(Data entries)
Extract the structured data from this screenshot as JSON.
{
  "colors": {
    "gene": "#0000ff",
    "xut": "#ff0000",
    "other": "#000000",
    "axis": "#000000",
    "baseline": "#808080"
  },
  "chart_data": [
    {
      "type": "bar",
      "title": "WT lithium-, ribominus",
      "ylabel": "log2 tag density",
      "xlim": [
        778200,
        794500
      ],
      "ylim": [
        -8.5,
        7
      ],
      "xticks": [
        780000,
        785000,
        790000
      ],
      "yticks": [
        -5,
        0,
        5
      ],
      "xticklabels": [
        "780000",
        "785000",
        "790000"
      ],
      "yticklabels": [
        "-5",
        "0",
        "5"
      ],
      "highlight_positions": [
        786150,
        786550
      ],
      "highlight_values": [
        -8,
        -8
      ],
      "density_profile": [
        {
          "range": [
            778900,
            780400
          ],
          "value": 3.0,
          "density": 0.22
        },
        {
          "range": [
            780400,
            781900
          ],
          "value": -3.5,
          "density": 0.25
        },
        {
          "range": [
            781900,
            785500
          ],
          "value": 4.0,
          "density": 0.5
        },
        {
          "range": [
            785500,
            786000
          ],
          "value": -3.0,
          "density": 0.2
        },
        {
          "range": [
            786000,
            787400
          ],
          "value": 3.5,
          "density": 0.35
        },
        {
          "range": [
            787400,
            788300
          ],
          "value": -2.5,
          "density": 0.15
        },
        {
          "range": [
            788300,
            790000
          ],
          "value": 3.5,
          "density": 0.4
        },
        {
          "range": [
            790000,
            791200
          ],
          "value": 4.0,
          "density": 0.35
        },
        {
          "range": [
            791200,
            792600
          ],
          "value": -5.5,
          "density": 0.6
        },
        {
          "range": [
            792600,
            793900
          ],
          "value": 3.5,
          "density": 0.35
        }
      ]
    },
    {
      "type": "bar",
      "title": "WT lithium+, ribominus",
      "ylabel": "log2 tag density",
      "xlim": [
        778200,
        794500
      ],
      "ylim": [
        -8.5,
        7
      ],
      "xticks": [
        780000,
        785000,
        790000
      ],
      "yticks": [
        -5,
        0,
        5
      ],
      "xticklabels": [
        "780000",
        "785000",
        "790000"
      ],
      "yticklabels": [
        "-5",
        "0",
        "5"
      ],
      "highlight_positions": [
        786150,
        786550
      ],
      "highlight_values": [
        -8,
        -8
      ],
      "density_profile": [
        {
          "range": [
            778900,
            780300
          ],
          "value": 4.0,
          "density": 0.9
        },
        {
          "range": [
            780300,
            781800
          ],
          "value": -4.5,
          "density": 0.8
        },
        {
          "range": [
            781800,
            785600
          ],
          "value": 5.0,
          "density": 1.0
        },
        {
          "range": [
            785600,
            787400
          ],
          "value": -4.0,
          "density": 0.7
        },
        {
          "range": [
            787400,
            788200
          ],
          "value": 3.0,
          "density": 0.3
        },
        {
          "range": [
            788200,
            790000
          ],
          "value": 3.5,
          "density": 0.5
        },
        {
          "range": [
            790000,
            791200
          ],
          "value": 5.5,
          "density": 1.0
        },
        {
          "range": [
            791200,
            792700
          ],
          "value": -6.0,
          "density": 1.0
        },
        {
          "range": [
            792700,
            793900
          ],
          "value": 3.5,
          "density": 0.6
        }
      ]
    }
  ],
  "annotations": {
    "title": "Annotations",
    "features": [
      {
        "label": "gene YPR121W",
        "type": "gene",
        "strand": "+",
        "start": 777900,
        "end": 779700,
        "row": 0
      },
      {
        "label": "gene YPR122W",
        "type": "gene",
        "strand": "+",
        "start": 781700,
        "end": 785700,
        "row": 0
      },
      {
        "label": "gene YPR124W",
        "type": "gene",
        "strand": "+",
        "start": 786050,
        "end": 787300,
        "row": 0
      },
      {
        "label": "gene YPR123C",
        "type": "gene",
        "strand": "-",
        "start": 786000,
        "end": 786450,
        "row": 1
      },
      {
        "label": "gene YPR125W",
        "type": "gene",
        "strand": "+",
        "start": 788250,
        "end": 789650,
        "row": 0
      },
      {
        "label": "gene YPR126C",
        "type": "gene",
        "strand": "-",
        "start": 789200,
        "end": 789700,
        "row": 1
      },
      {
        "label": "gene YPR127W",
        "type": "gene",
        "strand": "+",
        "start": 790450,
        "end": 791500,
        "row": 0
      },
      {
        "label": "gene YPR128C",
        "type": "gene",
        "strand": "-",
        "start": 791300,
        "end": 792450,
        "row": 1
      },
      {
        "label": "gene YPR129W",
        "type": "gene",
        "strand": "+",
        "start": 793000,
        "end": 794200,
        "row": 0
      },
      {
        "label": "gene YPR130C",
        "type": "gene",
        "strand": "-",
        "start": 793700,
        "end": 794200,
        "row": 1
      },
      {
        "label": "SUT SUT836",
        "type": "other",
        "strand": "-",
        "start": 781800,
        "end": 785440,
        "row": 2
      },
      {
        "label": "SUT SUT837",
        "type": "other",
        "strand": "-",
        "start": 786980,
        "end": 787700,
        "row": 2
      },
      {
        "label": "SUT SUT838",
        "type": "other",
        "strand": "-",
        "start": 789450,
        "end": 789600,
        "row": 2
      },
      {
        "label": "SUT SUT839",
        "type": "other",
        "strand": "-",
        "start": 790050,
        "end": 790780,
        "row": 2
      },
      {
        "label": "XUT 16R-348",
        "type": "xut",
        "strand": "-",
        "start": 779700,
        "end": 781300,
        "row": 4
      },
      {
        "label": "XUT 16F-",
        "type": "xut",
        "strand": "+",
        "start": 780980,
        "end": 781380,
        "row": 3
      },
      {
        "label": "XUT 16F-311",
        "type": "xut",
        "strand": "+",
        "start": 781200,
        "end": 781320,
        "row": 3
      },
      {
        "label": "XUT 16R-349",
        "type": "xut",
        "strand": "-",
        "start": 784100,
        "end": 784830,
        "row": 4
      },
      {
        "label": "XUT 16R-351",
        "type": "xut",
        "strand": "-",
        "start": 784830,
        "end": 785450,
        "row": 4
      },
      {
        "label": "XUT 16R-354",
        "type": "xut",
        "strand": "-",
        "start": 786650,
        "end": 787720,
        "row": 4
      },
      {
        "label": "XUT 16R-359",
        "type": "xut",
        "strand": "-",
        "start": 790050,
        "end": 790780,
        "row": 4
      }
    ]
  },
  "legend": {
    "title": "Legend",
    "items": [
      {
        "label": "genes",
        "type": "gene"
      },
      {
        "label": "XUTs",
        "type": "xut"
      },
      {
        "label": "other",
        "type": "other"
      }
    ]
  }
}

**TASK STATEMENT**
Write out the records. Leave nothing out and change nothing.

**RESULT BELOW**
Extract the structured data from this screenshot as JSON.
{
  "colors": {
    "gene": "#0000ff",
    "xut": "#ff0000",
    "other": "#000000",
    "axis": "#000000",
    "baseline": "#808080"
  },
  "chart_data": [
    {
      "type": "bar",
      "title": "WT lithium-, ribominus",
      "ylabel": "log2 tag density",
      "xlim": [
        778200,
        794500
      ],
      "ylim": [
        -8.5,
        7
      ],
      "xticks": [
        780000,
        785000,
        790000
      ],
      "yticks": [
        -5,
        0,
        5
      ],
      "xticklabels": [
        "780000",
        "785000",
        "790000"
      ],
      "yticklabels": [
        "-5",
        "0",
        "5"
      ],
      "highlight_positions": [
        786150,
        786550
      ],
      "highlight_values": [
        -8,
        -8
      ],
      "density_profile": [
        {
          "range": [
            778900,
            780400
          ],
          "value": 3.0,
          "density": 0.22
        },
        {
          "range": [
            780400,
            781900
          ],
          "value": -3.5,
          "density": 0.25
        },
        {
          "range": [
            781900,
            785500
          ],
          "value": 4.0,
          "density": 0.5
        },
        {
          "range": [
            785500,
            786000
          ],
          "value": -3.0,
          "density": 0.2
        },
        {
          "range": [
            786000,
            787400
          ],
          "value": 3.5,
          "density": 0.35
        },
        {
          "range": [
            787400,
            788300
          ],
          "value": -2.5,
          "density": 0.15
        },
        {
          "range": [
            788300,
            790000
          ],
          "value": 3.5,
          "density": 0.4
        },
        {
          "range": [
            790000,
            791200
          ],
          "value": 4.0,
          "density": 0.35
        },
        {
          "range": [
            791200,
            792600
          ],
          "value": -5.5,
          "density": 0.6
        },
        {
          "range": [
            792600,
            793900
          ],
          "value": 3.5,
          "density": 0.35
        }
      ]
    },
    {
      "type": "bar",
      "title": "WT lithium+, ribominus",
      "ylabel": "log2 tag density",
      "xlim": [
        778200,
        794500
      ],
      "ylim": [
        -8.5,
        7
      ],
      "xticks": [
        780000,
        785000,
        790000
      ],
      "yticks": [
        -5,
        0,
        5
      ],
      "xticklabels": [
        "780000",
        "785000",
        "790000"
      ],
      "yticklabels": [
        "-5",
        "0",
        "5"
      ],
      "highlight_positions": [
        786150,
        786550
      ],
      "highlight_values": [
        -8,
        -8
      ],
      "density_profile": [
        {
          "range": [
            778900,
            780300
          ],
          "value": 4.0,
          "density": 0.9
        },
        {
          "range": [
            780300,
            781800
          ],
          "value": -4.5,
          "density": 0.8
        },
        {
          "range": [
            781800,
            785600
          ],
          "value": 5.0,
          "density": 1.0
        },
        {
          "range": [
            785600,
            787400
          ],
          "value": -4.0,
          "density": 0.7
        },
        {
          "range": [
            787400,
            788200
          ],
          "value": 3.0,
          "density": 0.3
        },
        {
          "range": [
            788200,
            790000
          ],
          "value": 3.5,
          "density": 0.5
        },
        {
          "range": [
            790000,
            791200
          ],
          "value": 5.5,
          "density": 1.0
        },
        {
          "range": [
            791200,
            792700
          ],
          "value": -6.0,
          "density": 1.0
        },
        {
          "range": [
            792700,
            793900
          ],
          "value": 3.5,
          "density": 0.6
        }
      ]
    }
  ],
  "annotations": {
    "title": "Annotations",
    "features": [
      {
        "label": "gene YPR121W",
        "type": "gene",
        "strand": "+",
        "start": 777900,
        "end": 779700,
        "row": 0
      },
      {
        "label": "gene YPR122W",
        "type": "gene",
        "strand": "+",
        "start": 781700,
        "end": 785700,
        "row": 0
      },
      {
        "label": "gene YPR124W",
        "type": "gene",
        "strand": "+",
        "start": 786050,
        "end": 787300,
        "row": 0
      },
      {
        "label": "gene YPR123C",
        "type": "gene",
        "strand": "-",
        "start": 786000,
        "end": 786450,
        "row": 1
      },
      {
        "label": "gene YPR125W",
        "type": "gene",
        "strand": "+",
        "start": 788250,
        "end": 789650,
        "row": 0
      },
      {
        "label": "gene YPR126C",
        "type": "gene",
        "strand": "-",
        "start": 789200,
        "end": 789700,
        "row": 1
      },
      {
        "label": "gene YPR127W",
        "type": "gene",
        "strand": "+",
        "start": 790450,
        "end": 791500,
        "row": 0
      },
      {
        "label": "gene YPR128C",
        "type": "gene",
        "strand": "-",
        "start": 791300,
        "end": 792450,
        "row": 1
      },
      {
        "label": "gene YPR129W",
        "type": "gene",
        "strand": "+",
        "start": 793000,
        "end": 794200,
        "row": 0
      },
      {
        "label": "gene YPR130C",
        "type": "gene",
        "strand": "-",
        "start": 793700,
        "end": 794200,
        "row": 1
      },
      {
        "label": "SUT SUT836",
        "type": "other",
        "strand": "-",
        "start": 781800,
        "end": 785440,
        "row": 2
      },
      {
        "label": "SUT SUT837",
        "type": "other",
        "strand": "-",
        "start": 786980,
        "end": 787700,
        "row": 2
      },
      {
        "label": "SUT SUT838",
        "type": "other",
        "strand": "-",
        "start": 789450,
        "end": 789600,
        "row": 2
      },
      {
        "label": "SUT SUT839",
        "type": "other",
        "strand": "-",
        "start": 790050,
        "end": 790780,
        "row": 2
      },
      {
        "label": "XUT 16R-348",
        "type": "xut",
        "strand": "-",
        "start": 779700,
        "end": 781300,
        "row": 4
      },
      {
        "label": "XUT 16F-",
        "type": "xut",
        "strand": "+",
        "start": 780980,
        "end": 781380,
        "row": 3
      },
      {
        "label": "XUT 16F-311",
        "type": "xut",
        "strand": "+",
        "start": 781200,
        "end": 781320,
        "row": 3
      },
      {
        "label": "XUT 16R-349",
        "type": "xut",
        "strand": "-",
        "start": 784100,
        "end": 784830,
        "row": 4
      },
      {
        "label": "XUT 16R-351",
        "type": "xut",
        "strand": "-",
        "start": 784830,
        "end": 785450,
        "row": 4
      },
      {
        "label": "XUT 16R-354",
        "type": "xut",
        "strand": "-",
        "start": 786650,
        "end": 787720,
        "row": 4
      },
      {
        "label": "XUT 16R-359",
        "type": "xut",
        "strand": "-",
        "start": 790050,
        "end": 790780,
        "row": 4
      }
    ]
  },
  "legend": {
    "title": "Legend",
    "items": [
      {
        "label": "genes",
        "type": "gene"
      },
      {
        "label": "XUTs",
        "type": "xut"
      },
      {
        "label": "other",
        "type": "other"
      }
    ]
  }
}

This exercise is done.